Consigne écrite a:
Dans le listing ci-dessous, mettez dans une liste JSON de chaînes les lignes comprises entre celle qui contient "- list-text: Consult" et celle qui contient "- list-item: [196, 489, 841, 530]", bornes incluses, à raison d'une chaîne par ligne et sans les lignes vides.

Texte fourni:
Une équipe de chercheurs basée à Baltimore (Etats-Unis) a mené une enquête très complète pour documenter ce qui est cueilli, pourquoi, et, pour la première fois, le volume récolté. Cette étude met la cueillette urbaine sur le radar des urbanistes et soulève des questions sur ses risques et bénéfices en termes sanitaires et de durabilité.

Qui pratique la cueillette, et pourquoi ?

Les études existantes montrent que les raisons pour s’adonner à la cueillette varient en fonction du contexte. Par exemple, pour des populations migrantes, cela peut être une façon d’accéder à une alimentation qui a un sens culturel particulier pour elles, mais qui n’est pas disponible, ou de mauvaise qualité, dans les magasins de la ville. La cueillette a aussi assuré la diversité du régime alimentaire des populations lors du siège de Sarajevo dans les années 1990.

En des temps plus calmes, les raisons avancées par les cueilleurs sont très nombreuses. A Baltimore, tous les répondants à l’enquête ont cité le plaisir et les loisirs comme leur motivation première. Pourquoi le font-ils ? Pour compléter leur alimentation. La contribution moyenne de la cueillette à leur régime alimentaire est de 7%. Pour certains, cependant, cela peut monter jusqu’à 47%.

La recherche de bénéfices économiques est également présente. De fait, les répondants ayant les revenus les plus bas sont aussi ceux qui collectent le volume le plus important. L’étude n’a pas analysé pourquoi, mais une des hypothèses avancées par les auteurs est que ces ménages ont un budget alimentaire limité et que la cueillette leur permet de compléter leurs achats. Les ménages dont les revenus sont les plus hauts sont le deuxième groupe le plus actif. Ici, l’hypothèse peut être faite qu’ils disposent d’un temps de loisirs plus important. En effet, le manque de temps est cité par 59% des répondants comme la barrière principale à la cueillette.

Données d'annotation de la mise en page visuelle:
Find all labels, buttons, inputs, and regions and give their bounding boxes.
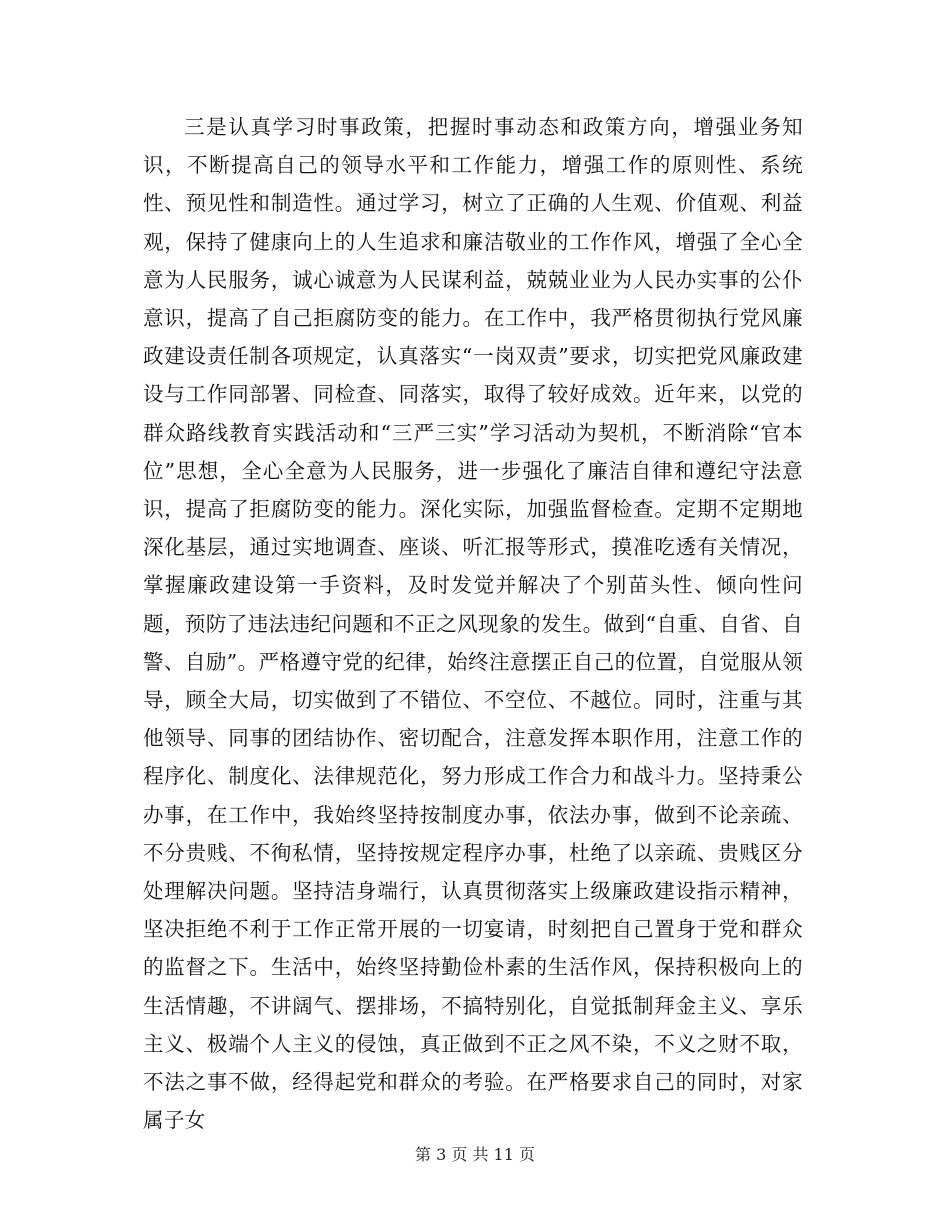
page-number-footer: 第 3 页 共 11 页 — [415, 1145, 535, 1164]
body-paragraph: 三是认真学习时事政策，把握时事动态和政策方向，增强业务知识，不断提高自己的领导水平和工作能力，增强工作的原则性、系统性、预见性和制造性。通过学习，树立了正确的人生观、价值观、利益观，保持了健康向上的人生追求和廉洁敬业的工作作风，增强了全心全意为人民服务，诚心诚意为人民谋利益，兢兢业业为人民办实事的公仆意识，提高了自己拒腐防变的能力。在工作中，我严格贯彻执行党风廉政建设责任制各项规定，认真落实“一岗双责”要求，切实把党风廉政建设与工作同部署、同检查、同落实，取得了较好成效。近年来，以党的群众路线教育实践活动和“三严三实”学习活动为契机，不断消除“官本位”思想，全心全意为人民服务，进一步强化了廉洁自律和遵纪守法意识，提高了拒腐防变的能力。深化实际，加强监督检查。定期不定期地深化基层，通过实地调查、座谈、听汇报等形式，摸准吃透有关情况，掌握廉政建设第一手资料，及时发觉并解决了个别苗头性、倾向性问题，预防了违法违纪问题和不正之风现象的发生。做到“自重、自省、自警、自励”。严格遵守党的纪律，始终注意摆正自己的位置，自觉服从领导，顾全大局，切实做到了不错位、不空位、不越位。同时，注重与其他领导、同事的团结协作、密切配合，注意发挥本职作用，注意工作的程序化、制度化、法律规范化，努力形成工作合力和战斗力。坚持秉公办事，在工作中，我始终坚持按制度办事，依法办事，做到不论亲疏、不分贵贱、不徇私情，坚持按规定程序办事，杜绝了以亲疏、贵贱区分处理解决问题。坚持洁身端行，认真贯彻落实上级廉政建设指示精神，坚决拒绝不利于工作正常开展的一切宴请，时刻把自己置身于党和群众的监督之下。生活中，始终坚持勤俭朴素的生活作风，保持积极向上的生活情趣，不讲阔气、摆排场，不搞特别化，自觉抵制拜金主义、享乐主义、极端个人主义的侵蚀，真正做到不正之风不染，不义之财不取，不法之事不做，经得起党和群众的考验。在严格要求自己的同时，对家属子女 — [143, 115, 803, 1133]
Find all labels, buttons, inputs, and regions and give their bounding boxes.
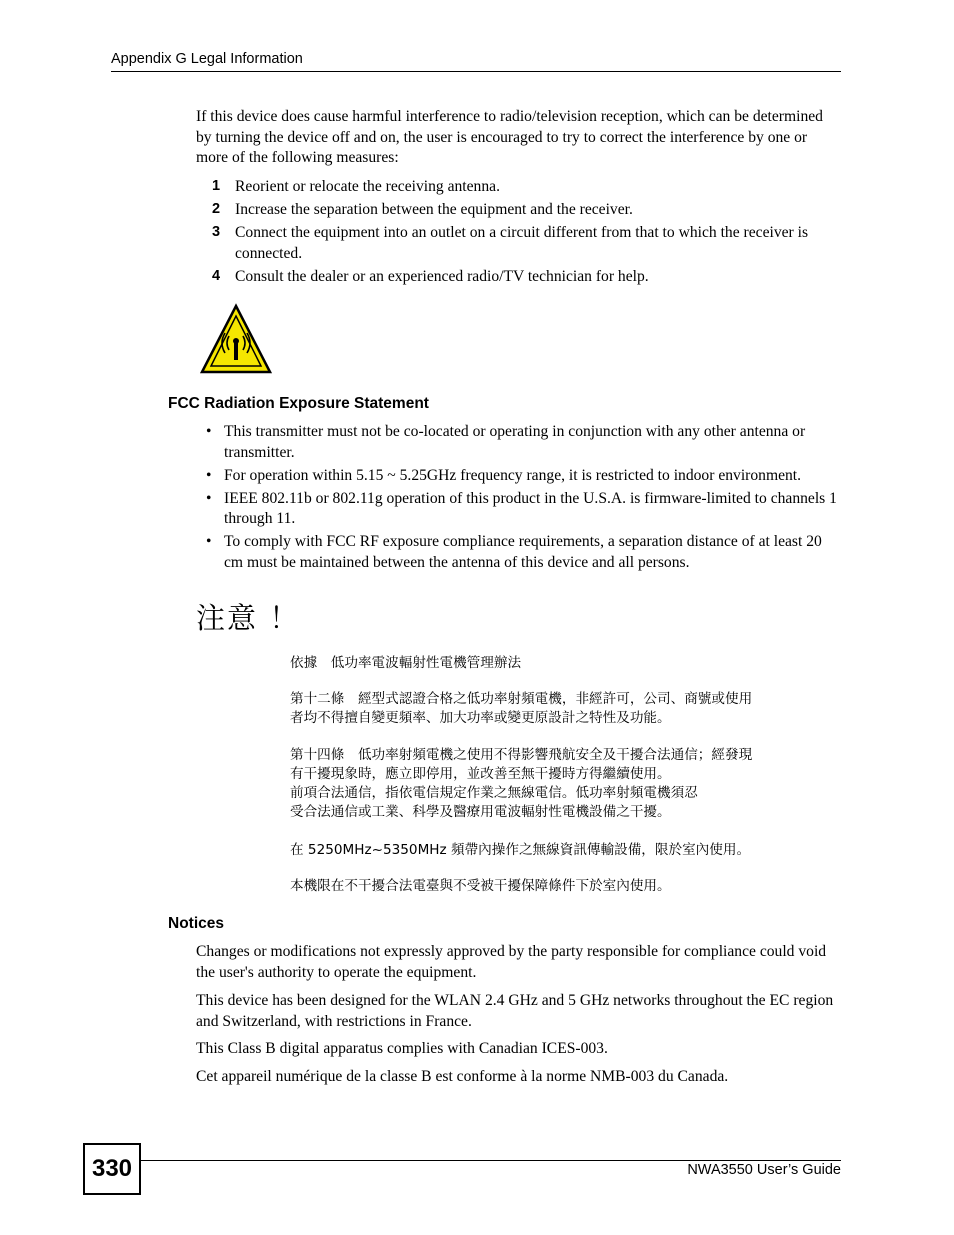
- list-text: Consult the dealer or an experienced radio/TV technician for help.: [235, 268, 649, 285]
- taiwan-regulation-line: 依據 低功率電波輻射性電機管理辦法: [290, 655, 522, 671]
- bullet: •: [206, 489, 212, 507]
- list-item: [196, 489, 841, 530]
- list-text: To comply with FCC RF exposure compliance requirements, a separation distance of at least 20 cm must be maintained between the antenna of this device and all persons.: [224, 533, 822, 571]
- bullet: •: [206, 533, 212, 551]
- fcc-heading: FCC Radiation Exposure Statement: [168, 395, 429, 412]
- list-item: [196, 266, 841, 287]
- list-text: This transmitter must not be co-located or operating in conjunction with any other antenna or transmitter.: [224, 423, 806, 461]
- bullet: •: [206, 466, 212, 484]
- list-text: Increase the separation between the equipment and the receiver.: [235, 201, 633, 218]
- notice-paragraph: Changes or modifications not expressly approved by the party responsible for compliance could void the user's authority to operate the equipment.: [196, 943, 827, 981]
- list-text: IEEE 802.11b or 802.11g operation of this product in the U.S.A. is firmware-limited to channels 1 through 11.: [224, 489, 837, 528]
- list-text: For operation within 5.15 ~ 5.25GHz frequency range, it is restricted to indoor environment.: [224, 466, 802, 484]
- list-text: Connect the equipment into an outlet on a circuit different from that to which the receiver is connected.: [235, 224, 809, 262]
- notice-paragraph: This Class B digital apparatus complies with Canadian ICES-003.: [196, 1040, 608, 1057]
- list-number: 4: [212, 268, 221, 284]
- list-number: 2: [212, 201, 221, 217]
- taiwan-5ghz-indoor: 在 5250MHz~5350MHz 頻帶內操作之無線資訊傳輸設備，限於室內使用。: [290, 842, 751, 858]
- notices-heading: Notices: [168, 915, 224, 932]
- list-number: 3: [212, 224, 221, 240]
- taiwan-article-12: 第十二條 經型式認證合格之低功率射頻電機，非經許可，公司、商號或使用 者均不得擅自變更頻率、加大功率或變更原設計之特性及功能。: [290, 691, 753, 726]
- list-item: [196, 532, 841, 573]
- list-item: [196, 199, 841, 220]
- notice-paragraph: Cet appareil numérique de la classe B est conforme à la norme NMB-003 du Canada.: [196, 1068, 729, 1085]
- taiwan-indoor-use: 本機限在不干擾合法電臺與不受被干擾保障條件下於室內使用。: [290, 878, 671, 894]
- list-item: [196, 222, 841, 264]
- list-item: [196, 466, 841, 487]
- page-number: 330: [83, 1143, 141, 1195]
- header-rule: [111, 71, 841, 72]
- list-item: [196, 176, 841, 197]
- rf-warning-triangle-icon: [200, 303, 272, 375]
- taiwan-article-14: 第十四條 低功率射頻電機之使用不得影響飛航安全及干擾合法通信；經發現 有干擾現象時，應立即停用，並改善至無干擾時方得繼續使用。 前項合法通信，指依電信規定作業之無線電信。低功率射頻電機須忍 受合法通信或工業、科學及醫療用電波輻射性電機設備之干擾。: [290, 747, 753, 820]
- bullet: •: [206, 423, 212, 440]
- guide-title: NWA3550 User’s Guide: [687, 1162, 841, 1178]
- list-item: [196, 422, 841, 463]
- intro-paragraph: If this device does cause harmful interference to radio/television reception, which can be determined by turning the device off and on, the user is encouraged to try to correct the interference by one or more of the following measures:: [196, 108, 823, 166]
- measures-list: [196, 176, 841, 289]
- list-number: 1: [212, 178, 221, 194]
- footer-rule: [140, 1160, 841, 1161]
- list-text: Reorient or relocate the receiving antenna.: [235, 178, 500, 195]
- fcc-bullet-list: [196, 422, 841, 576]
- notice-paragraph: This device has been designed for the WLAN 2.4 GHz and 5 GHz networks throughout the EC region and Switzerland, with restrictions in France.: [196, 992, 834, 1030]
- running-header: Appendix G Legal Information: [111, 51, 303, 67]
- taiwan-notice-title: 注意 ！: [196, 601, 301, 635]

Consigne écrite b:
D'après le texte fourni, quel pourcentage des répondants cite le manque de temps comme principale barrière à la cueillette ?

Réponse attendue a:
[
  "- list-text: Consult the dealer or an experienced radio/TV technician for help.: [235, 268, 649, 285]",
  "- taiwan-regulation-line: 依據 低功率電波輻射性電機管理辦法: [290, 655, 522, 671]",
  "- bullet: •: [206, 489, 212, 507]",
  "- list-item: [196, 489, 841, 530]"
]

Réponse attendue b:
59 %.